- _Tarefa proposta 1_:
Segundo o texto sobre as sanções à Rússia, em que mês e ano o conflito começou?
- _Tarefa proposta 2_:
Liste as empresas de tecnologia que, de acordo com o texto sobre as sanções à Rússia, suspenderam seus serviços no país.
- _Tarefa proposta 3_:
Escreva a parte seguinte do texto sobre as sanções à Rússia e a cibersegurança, começando logo depois da última frase.

- _Texto de leitura_:
-=-=-

Com a deflagração do conflito em fevereiro de 2022, a Rússia recebeu uma série de medidas restritivas implementadas pelos Estados Unidos, União Europeia e outros aliados ocidentais. Estas sanções incluem uma série de isolamentos, desde a exclusão de bancos russos do sistema SWIFT, restrições à exportação de tecnologias, bem como a suspensão de serviços de empresas de tecnologia como Google, Apple e Microsoft, além da suspensão de atividades e licenças de radiofusão de vários órgãos didáticos apoiados pelo Kremlin, como Sputinik, Rossiya 24 e outros 16 veículos de mídia da nação. Neste cenário, a cibersegurança tornou-se um elemento central da política econômica e de defesa da Rússia, com implicações profundas para as relações internacionais e a estabilidade global. A compreensão deste processo é fundamental para analisar as dinâmicas atuais e futuras da segurança cibernética no contexto global, uma vez que os desejos de isolar a internet russa têm ideologia e história.

-=-=-

- _Entradas de layout baseadas em imagem_:
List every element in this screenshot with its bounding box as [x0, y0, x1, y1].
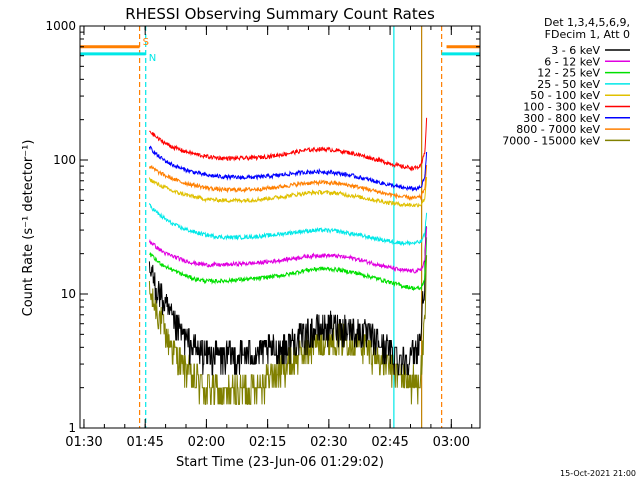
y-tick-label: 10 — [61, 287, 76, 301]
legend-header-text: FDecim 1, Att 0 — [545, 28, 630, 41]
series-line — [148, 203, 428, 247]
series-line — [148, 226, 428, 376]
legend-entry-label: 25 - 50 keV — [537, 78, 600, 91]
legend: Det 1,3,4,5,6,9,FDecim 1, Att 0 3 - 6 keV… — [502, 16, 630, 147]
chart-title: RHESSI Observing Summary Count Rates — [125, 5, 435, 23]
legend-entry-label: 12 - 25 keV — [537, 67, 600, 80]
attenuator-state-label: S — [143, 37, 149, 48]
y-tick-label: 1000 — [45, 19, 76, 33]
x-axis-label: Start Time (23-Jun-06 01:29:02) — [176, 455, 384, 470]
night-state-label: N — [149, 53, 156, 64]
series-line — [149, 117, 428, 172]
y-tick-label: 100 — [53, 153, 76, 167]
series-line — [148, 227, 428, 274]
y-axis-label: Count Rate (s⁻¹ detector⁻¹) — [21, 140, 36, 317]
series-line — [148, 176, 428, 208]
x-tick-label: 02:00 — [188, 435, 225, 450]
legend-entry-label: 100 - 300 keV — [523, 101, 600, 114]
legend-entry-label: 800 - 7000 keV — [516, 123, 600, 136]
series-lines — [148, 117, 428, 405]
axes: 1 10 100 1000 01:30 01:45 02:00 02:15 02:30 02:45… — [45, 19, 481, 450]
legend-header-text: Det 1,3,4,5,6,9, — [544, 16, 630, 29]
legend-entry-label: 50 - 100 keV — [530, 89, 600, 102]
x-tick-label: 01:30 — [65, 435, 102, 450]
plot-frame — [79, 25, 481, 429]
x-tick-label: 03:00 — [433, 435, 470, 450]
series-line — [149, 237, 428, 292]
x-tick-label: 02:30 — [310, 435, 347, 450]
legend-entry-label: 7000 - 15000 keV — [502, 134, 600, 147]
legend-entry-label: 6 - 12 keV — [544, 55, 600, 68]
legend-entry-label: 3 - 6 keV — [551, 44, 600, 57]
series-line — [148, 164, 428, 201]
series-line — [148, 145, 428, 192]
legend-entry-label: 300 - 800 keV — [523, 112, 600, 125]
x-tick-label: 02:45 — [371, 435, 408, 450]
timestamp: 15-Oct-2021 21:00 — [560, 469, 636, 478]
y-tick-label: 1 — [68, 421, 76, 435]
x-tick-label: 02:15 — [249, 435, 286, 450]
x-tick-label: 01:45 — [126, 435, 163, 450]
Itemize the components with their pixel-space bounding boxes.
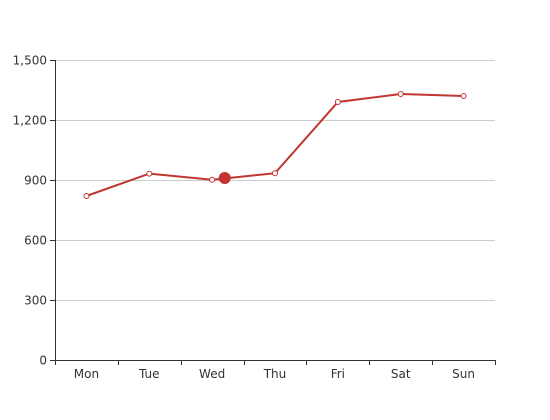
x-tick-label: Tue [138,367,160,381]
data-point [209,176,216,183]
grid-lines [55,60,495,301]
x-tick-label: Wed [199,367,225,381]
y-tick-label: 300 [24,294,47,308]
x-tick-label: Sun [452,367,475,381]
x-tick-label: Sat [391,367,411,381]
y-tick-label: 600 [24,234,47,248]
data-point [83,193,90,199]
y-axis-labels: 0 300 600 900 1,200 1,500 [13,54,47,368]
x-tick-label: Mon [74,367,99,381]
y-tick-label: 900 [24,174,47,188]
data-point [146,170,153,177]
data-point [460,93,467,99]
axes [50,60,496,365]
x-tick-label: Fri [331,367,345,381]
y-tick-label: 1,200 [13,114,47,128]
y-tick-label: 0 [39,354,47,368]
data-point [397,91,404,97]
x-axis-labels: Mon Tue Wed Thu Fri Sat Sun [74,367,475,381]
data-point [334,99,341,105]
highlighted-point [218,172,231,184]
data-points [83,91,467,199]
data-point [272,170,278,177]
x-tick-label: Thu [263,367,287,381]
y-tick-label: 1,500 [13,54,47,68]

-=-=-

- _Resposta do exercício 1_:
Em fevereiro de 2022.

- _Resposta do exercício 2_:
Google, Apple e Microsoft.

- _Resposta do exercício 3_:
III. Economia Política da Cibersegurança Russa
A cibersegurança, especialmente no contexto da Rússia, não é apenas uma questão técnica, mas um elemento central da estratégia geopolítica e econômica do país. O uso da cibersegurança como uma ferramenta de guerra se integra diretamente com a busca pela soberania cibernética e o isolamento digital. Nesse cenário, a cibersegurança russa é moldada por uma combinação de esforços ofensivos e defensivos, alinhados a objetivos políticos e econômicos que envolvem tanto a proteção de suas infraestruturas quanto o uso de ataques para desestabilizar adversários. A partir dessa perspectiva, segundo as pesquisas de Cibersegurança Global do ITU de 2020, percebe-se um alto desempenho segundo as medidas estabelecidas com cooperação, legalidade e capacidade de desenvolvimento acerca da Cibersegurança Russa, atingindo um alto score.
Figura 1: Gráfico de Perfil de Cibersegurança do país Rússia em 2020
Fonte: ITU Global Cybersecurity Index v4, 2020. Elaboração própria.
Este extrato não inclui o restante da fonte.